SHORT TASK: Output only the count of lines that contain "piece".

DATASET:
──────────────────────────────

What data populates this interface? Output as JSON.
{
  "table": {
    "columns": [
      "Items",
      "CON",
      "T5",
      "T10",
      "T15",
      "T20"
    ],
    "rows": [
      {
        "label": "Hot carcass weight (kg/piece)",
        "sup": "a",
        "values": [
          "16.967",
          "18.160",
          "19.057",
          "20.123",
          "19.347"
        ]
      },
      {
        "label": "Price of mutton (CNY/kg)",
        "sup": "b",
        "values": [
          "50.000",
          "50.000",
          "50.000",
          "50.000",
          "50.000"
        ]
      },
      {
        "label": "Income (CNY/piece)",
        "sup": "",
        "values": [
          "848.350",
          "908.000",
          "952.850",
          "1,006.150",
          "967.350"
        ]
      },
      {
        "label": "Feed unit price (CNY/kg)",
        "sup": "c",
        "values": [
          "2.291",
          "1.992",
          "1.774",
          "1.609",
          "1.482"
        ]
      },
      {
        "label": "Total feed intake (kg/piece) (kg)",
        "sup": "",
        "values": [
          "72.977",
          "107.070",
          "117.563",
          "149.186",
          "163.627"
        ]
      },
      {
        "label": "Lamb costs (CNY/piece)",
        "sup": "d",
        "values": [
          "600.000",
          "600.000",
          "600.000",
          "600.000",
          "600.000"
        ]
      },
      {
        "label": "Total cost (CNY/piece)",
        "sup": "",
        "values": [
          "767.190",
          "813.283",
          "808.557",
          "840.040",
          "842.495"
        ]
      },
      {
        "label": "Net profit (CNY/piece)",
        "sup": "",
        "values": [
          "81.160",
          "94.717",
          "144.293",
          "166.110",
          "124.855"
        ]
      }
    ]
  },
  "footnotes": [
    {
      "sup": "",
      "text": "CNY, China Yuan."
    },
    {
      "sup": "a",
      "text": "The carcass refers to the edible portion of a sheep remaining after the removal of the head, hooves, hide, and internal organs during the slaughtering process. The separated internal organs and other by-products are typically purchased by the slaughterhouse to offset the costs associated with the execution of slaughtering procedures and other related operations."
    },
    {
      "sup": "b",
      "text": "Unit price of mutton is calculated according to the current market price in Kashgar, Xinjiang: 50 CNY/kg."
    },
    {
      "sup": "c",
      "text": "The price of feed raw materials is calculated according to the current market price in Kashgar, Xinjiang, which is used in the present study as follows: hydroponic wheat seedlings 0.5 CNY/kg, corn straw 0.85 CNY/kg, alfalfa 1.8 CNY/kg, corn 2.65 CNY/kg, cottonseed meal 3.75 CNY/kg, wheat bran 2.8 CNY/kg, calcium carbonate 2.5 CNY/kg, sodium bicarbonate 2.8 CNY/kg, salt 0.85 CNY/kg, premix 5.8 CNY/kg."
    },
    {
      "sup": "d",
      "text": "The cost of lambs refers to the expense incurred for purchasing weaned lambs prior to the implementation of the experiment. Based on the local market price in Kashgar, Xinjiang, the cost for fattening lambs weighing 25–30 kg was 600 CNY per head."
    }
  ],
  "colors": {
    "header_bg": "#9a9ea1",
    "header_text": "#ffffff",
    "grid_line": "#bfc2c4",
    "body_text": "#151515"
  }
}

──────────────────────────────

FINISHED ANSWER: 6